[GOAL OF THE EXERCISE] Restate the data exactly as given and keep the pictures out.

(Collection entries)

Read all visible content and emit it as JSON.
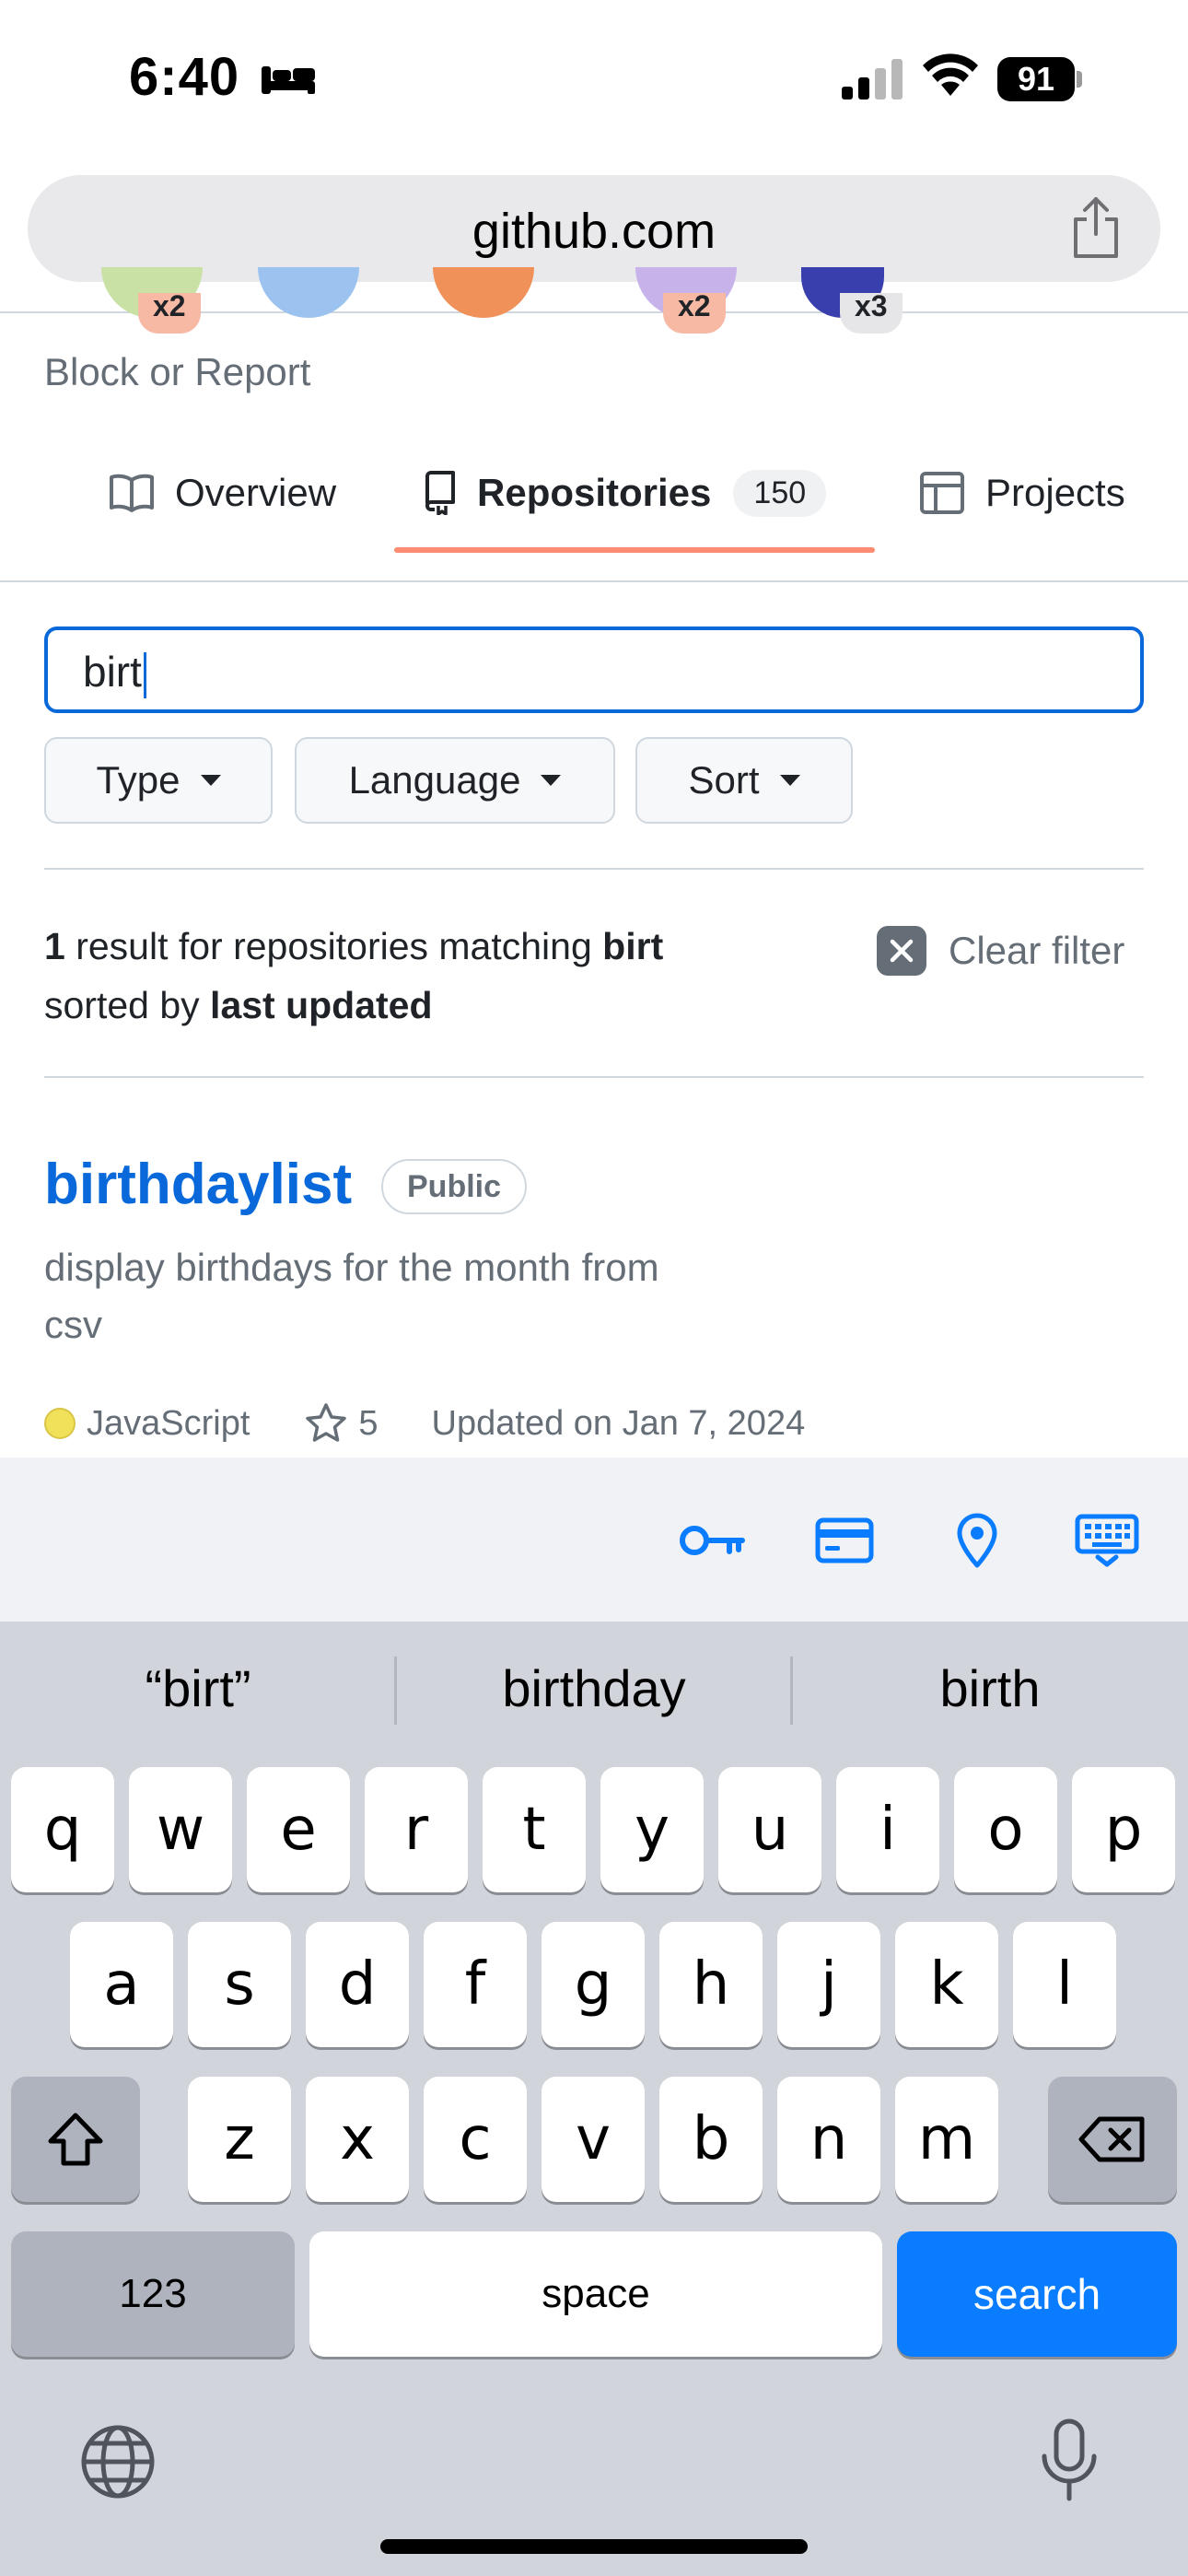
{
  "status_bar": {
    "time": "6:40",
    "battery": "91"
  },
  "browser": {
    "address": "github.com"
  },
  "profile": {
    "block_report": "Block or Report",
    "badges": [
      "x2",
      "x2",
      "x3"
    ]
  },
  "tabs": [
    {
      "label": "Overview"
    },
    {
      "label": "Repositories",
      "count": "150"
    },
    {
      "label": "Projects"
    }
  ],
  "search": {
    "value": "birt"
  },
  "filters": [
    {
      "label": "Type"
    },
    {
      "label": "Language"
    },
    {
      "label": "Sort"
    }
  ],
  "results": {
    "count": "1",
    "text_mid": " result for repositories matching ",
    "query": "birt",
    "sorted_prefix": "sorted by ",
    "sort_key": "last updated",
    "clear_filter": "Clear filter"
  },
  "repo": {
    "name": "birthdaylist",
    "visibility": "Public",
    "description": "display birthdays for the month from csv",
    "language": "JavaScript",
    "language_color": "#f1e05a",
    "stars": "5",
    "updated": "Updated on Jan 7, 2024"
  },
  "autofill_icons": [
    "key-icon",
    "credit-card-icon",
    "location-pin-icon",
    "keyboard-dismiss-icon"
  ],
  "keyboard": {
    "suggestions": [
      "“birt”",
      "birthday",
      "birth"
    ],
    "row1": [
      "q",
      "w",
      "e",
      "r",
      "t",
      "y",
      "u",
      "i",
      "o",
      "p"
    ],
    "row2": [
      "a",
      "s",
      "d",
      "f",
      "g",
      "h",
      "j",
      "k",
      "l"
    ],
    "row3": [
      "z",
      "x",
      "c",
      "v",
      "b",
      "n",
      "m"
    ],
    "numbers_key": "123",
    "space_key": "space",
    "search_key": "search"
  },
  "colors": {
    "accent": "#0969da",
    "tab_underline": "#fd8c73",
    "search_key": "#0a7cff"
  }
}
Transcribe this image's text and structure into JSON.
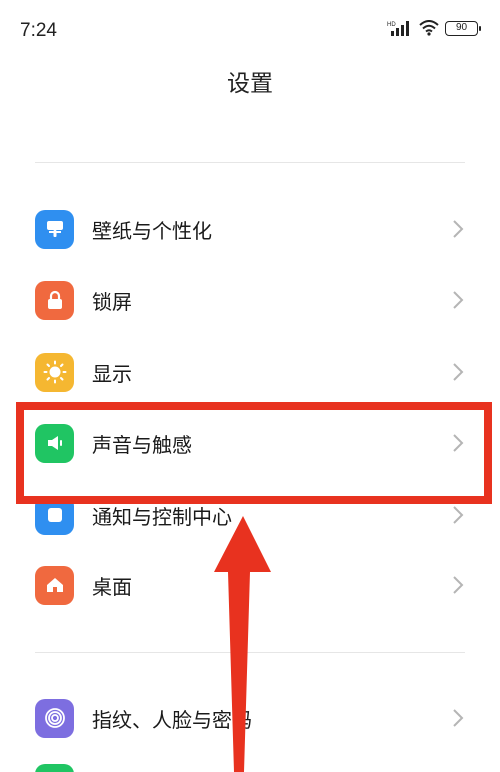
{
  "status_bar": {
    "time": "7:24",
    "battery_level": "90",
    "network_badge": "HD",
    "icons": [
      "signal-icon",
      "wifi-icon",
      "battery-icon"
    ]
  },
  "header": {
    "title": "设置"
  },
  "settings_items": [
    {
      "label": "壁纸与个性化",
      "icon": "wallpaper-icon",
      "color": "#2f8ff0"
    },
    {
      "label": "锁屏",
      "icon": "lock-icon",
      "color": "#f0693f"
    },
    {
      "label": "显示",
      "icon": "sun-icon",
      "color": "#f5b731"
    },
    {
      "label": "声音与触感",
      "icon": "speaker-icon",
      "color": "#20c563"
    },
    {
      "label": "通知与控制中心",
      "icon": "notification-icon",
      "color": "#2f8ff0"
    },
    {
      "label": "桌面",
      "icon": "home-icon",
      "color": "#f0693f"
    },
    {
      "label": "指纹、人脸与密码",
      "icon": "fingerprint-icon",
      "color": "#7d6ee0"
    }
  ],
  "annotation": {
    "highlighted_item": "声音与触感",
    "highlight_color": "#e8321f"
  }
}
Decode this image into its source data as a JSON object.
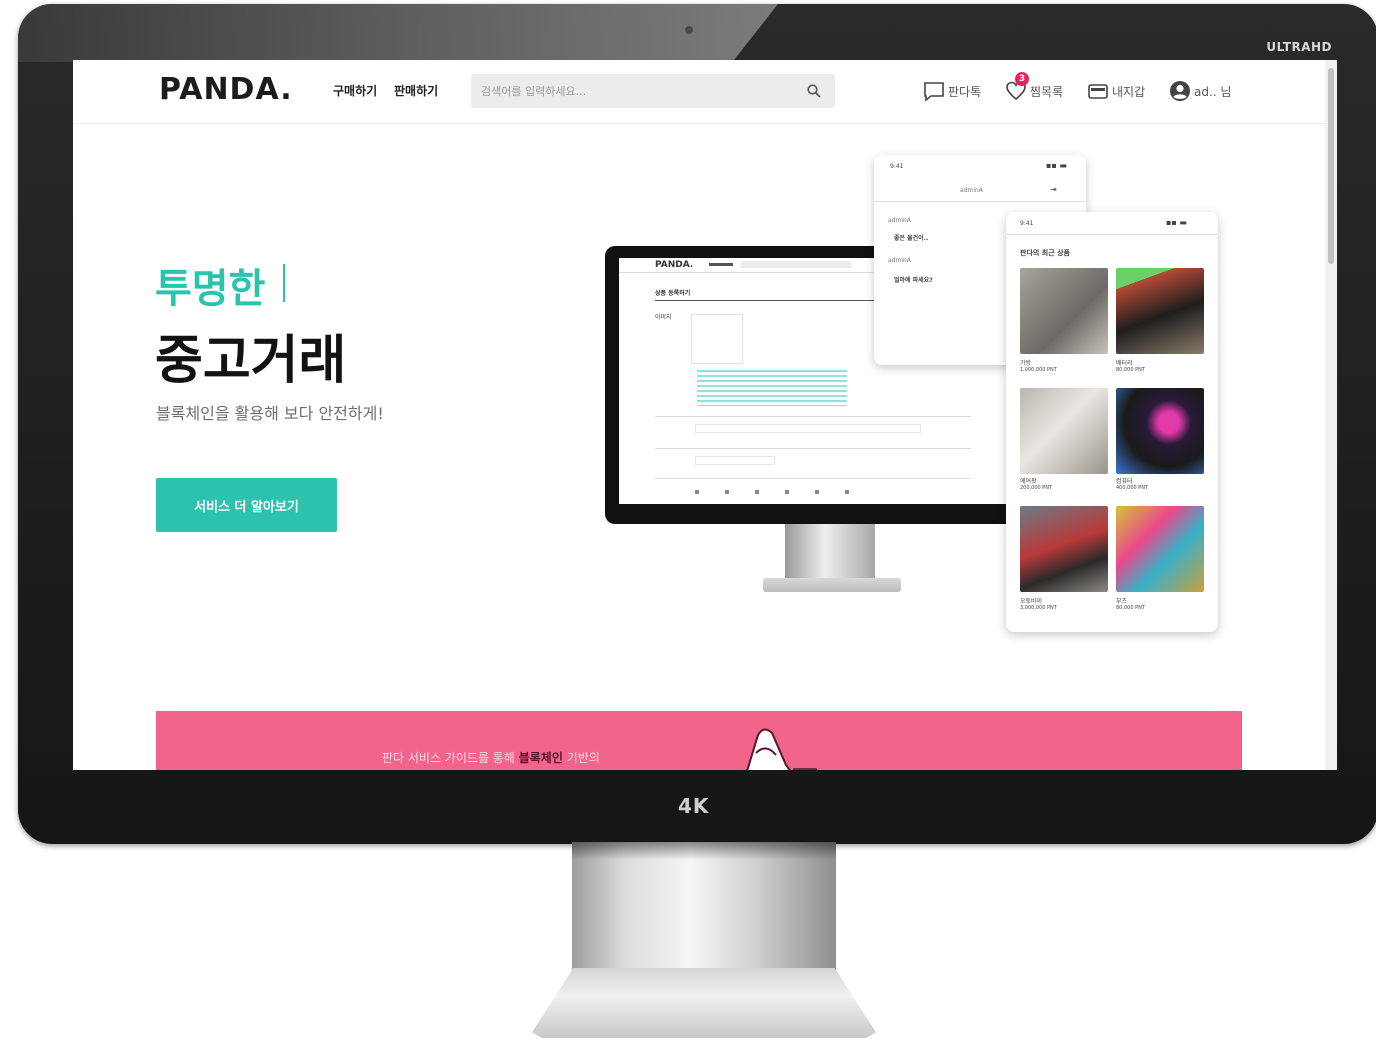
{
  "device": {
    "top_label": "ULTRAHD",
    "bottom_label": "4K"
  },
  "header": {
    "logo": "PANDA.",
    "nav": [
      "구매하기",
      "판매하기"
    ],
    "search_placeholder": "검색어를 입력하세요...",
    "util": {
      "talk_label": "판다톡",
      "wishlist_label": "찜목록",
      "wishlist_count": "3",
      "wallet_label": "내지갑",
      "user_label": "ad.. 님"
    }
  },
  "hero": {
    "accent": "투명한",
    "title": "중고거래",
    "subtitle": "블록체인을 활용해 보다 안전하게!",
    "cta_label": "서비스 더 알아보기"
  },
  "illustration": {
    "monitor_logo": "PANDA.",
    "monitor_heading": "상품 등록하기",
    "monitor_image_label": "이미지",
    "chat_title": "adminA",
    "chat_lines": [
      "adminA",
      "좋은 물건이..",
      "adminA",
      "얼마에 파세요?"
    ],
    "phone_heading": "판다의 최근 상품",
    "products": [
      {
        "name": "가방",
        "price": "1,000,000 PNT"
      },
      {
        "name": "배터리",
        "price": "80,000 PNT"
      },
      {
        "name": "에어팟",
        "price": "200,000 PNT"
      },
      {
        "name": "컴퓨터",
        "price": "400,000 PNT"
      },
      {
        "name": "오토바이",
        "price": "3,000,000 PNT"
      },
      {
        "name": "부츠",
        "price": "80,000 PNT"
      }
    ]
  },
  "banner": {
    "text_before": "판다 서비스 가이드를 통해",
    "highlight": "블록체인",
    "text_after": "기반의"
  },
  "colors": {
    "accent": "#2cc3ae",
    "banner": "#f2648a",
    "badge": "#e0245e"
  }
}
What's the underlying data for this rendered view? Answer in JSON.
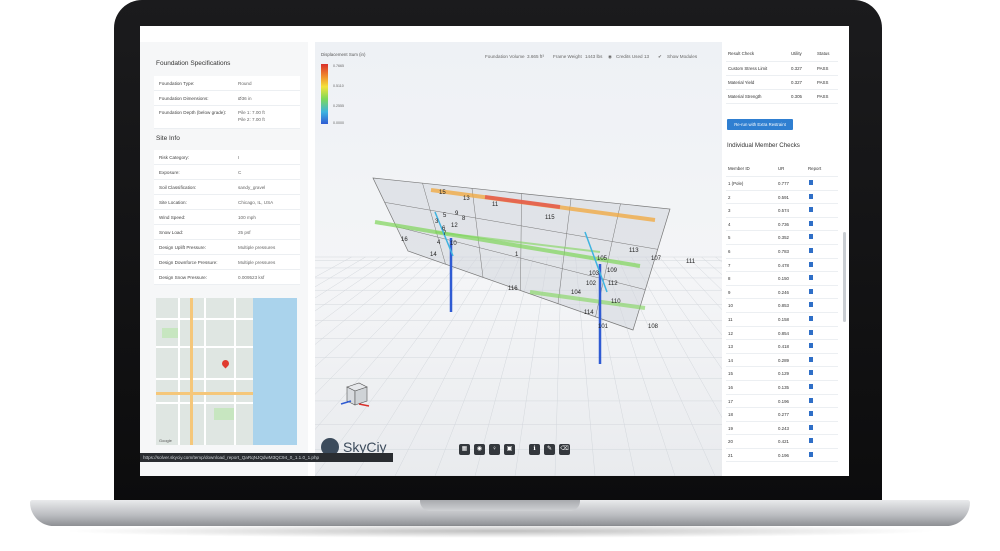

[FINISHED ANSWER]
Read all visible content and emit it as JSON.
{
  "status_bar": {
    "time": "6:40",
    "battery": "91"
  },
  "browser": {
    "address": "github.com"
  },
  "profile": {
    "block_report": "Block or Report",
    "badges": [
      "x2",
      "x2",
      "x3"
    ]
  },
  "tabs": [
    {
      "label": "Overview"
    },
    {
      "label": "Repositories",
      "count": "150"
    },
    {
      "label": "Projects"
    }
  ],
  "search": {
    "value": "birt"
  },
  "filters": [
    {
      "label": "Type"
    },
    {
      "label": "Language"
    },
    {
      "label": "Sort"
    }
  ],
  "results": {
    "count": "1",
    "text_mid": " result for repositories matching ",
    "query": "birt",
    "sorted_prefix": "sorted by ",
    "sort_key": "last updated",
    "clear_filter": "Clear filter"
  },
  "repo": {
    "name": "birthdaylist",
    "visibility": "Public",
    "description": "display birthdays for the month from csv",
    "language": "JavaScript",
    "language_color": "#f1e05a",
    "stars": "5",
    "updated": "Updated on Jan 7, 2024"
  },
  "autofill_icons": [
    "key-icon",
    "credit-card-icon",
    "location-pin-icon",
    "keyboard-dismiss-icon"
  ],
  "keyboard": {
    "suggestions": [
      "“birt”",
      "birthday",
      "birth"
    ],
    "row1": [
      "q",
      "w",
      "e",
      "r",
      "t",
      "y",
      "u",
      "i",
      "o",
      "p"
    ],
    "row2": [
      "a",
      "s",
      "d",
      "f",
      "g",
      "h",
      "j",
      "k",
      "l"
    ],
    "row3": [
      "z",
      "x",
      "c",
      "v",
      "b",
      "n",
      "m"
    ],
    "numbers_key": "123",
    "space_key": "space",
    "search_key": "search"
  },
  "colors": {
    "accent": "#0969da",
    "tab_underline": "#fd8c73",
    "search_key": "#0a7cff"
  }
}
Transcribe this image's text and structure into JSON.
{
  "status_bar": {
    "time": "7:24",
    "battery_level": "90",
    "network_badge": "HD",
    "icons": [
      "signal-icon",
      "wifi-icon",
      "battery-icon"
    ]
  },
  "header": {
    "title": "设置"
  },
  "settings_items": [
    {
      "label": "壁纸与个性化",
      "icon": "wallpaper-icon",
      "color": "#2f8ff0"
    },
    {
      "label": "锁屏",
      "icon": "lock-icon",
      "color": "#f0693f"
    },
    {
      "label": "显示",
      "icon": "sun-icon",
      "color": "#f5b731"
    },
    {
      "label": "声音与触感",
      "icon": "speaker-icon",
      "color": "#20c563"
    },
    {
      "label": "通知与控制中心",
      "icon": "notification-icon",
      "color": "#2f8ff0"
    },
    {
      "label": "桌面",
      "icon": "home-icon",
      "color": "#f0693f"
    },
    {
      "label": "指纹、人脸与密码",
      "icon": "fingerprint-icon",
      "color": "#7d6ee0"
    }
  ],
  "annotation": {
    "highlighted_item": "声音与触感",
    "highlight_color": "#e8321f"
  }
}
Decode this image into its source data as a JSON object.
{
  "device": {
    "top_label": "ULTRAHD",
    "bottom_label": "4K"
  },
  "header": {
    "logo": "PANDA.",
    "nav": [
      "구매하기",
      "판매하기"
    ],
    "search_placeholder": "검색어를 입력하세요...",
    "util": {
      "talk_label": "판다톡",
      "wishlist_label": "찜목록",
      "wishlist_count": "3",
      "wallet_label": "내지갑",
      "user_label": "ad.. 님"
    }
  },
  "hero": {
    "accent": "투명한",
    "title": "중고거래",
    "subtitle": "블록체인을 활용해 보다 안전하게!",
    "cta_label": "서비스 더 알아보기"
  },
  "illustration": {
    "monitor_logo": "PANDA.",
    "monitor_heading": "상품 등록하기",
    "monitor_image_label": "이미지",
    "chat_title": "adminA",
    "chat_lines": [
      "adminA",
      "좋은 물건이..",
      "adminA",
      "얼마에 파세요?"
    ],
    "phone_heading": "판다의 최근 상품",
    "products": [
      {
        "name": "가방",
        "price": "1,000,000 PNT"
      },
      {
        "name": "배터리",
        "price": "80,000 PNT"
      },
      {
        "name": "에어팟",
        "price": "200,000 PNT"
      },
      {
        "name": "컴퓨터",
        "price": "400,000 PNT"
      },
      {
        "name": "오토바이",
        "price": "3,000,000 PNT"
      },
      {
        "name": "부츠",
        "price": "80,000 PNT"
      }
    ]
  },
  "banner": {
    "text_before": "판다 서비스 가이드를 통해",
    "highlight": "블록체인",
    "text_after": "기반의"
  },
  "colors": {
    "accent": "#2cc3ae",
    "banner": "#f2648a",
    "badge": "#e0245e"
  }
}
What's the underlying data for this rendered view? Answer in JSON.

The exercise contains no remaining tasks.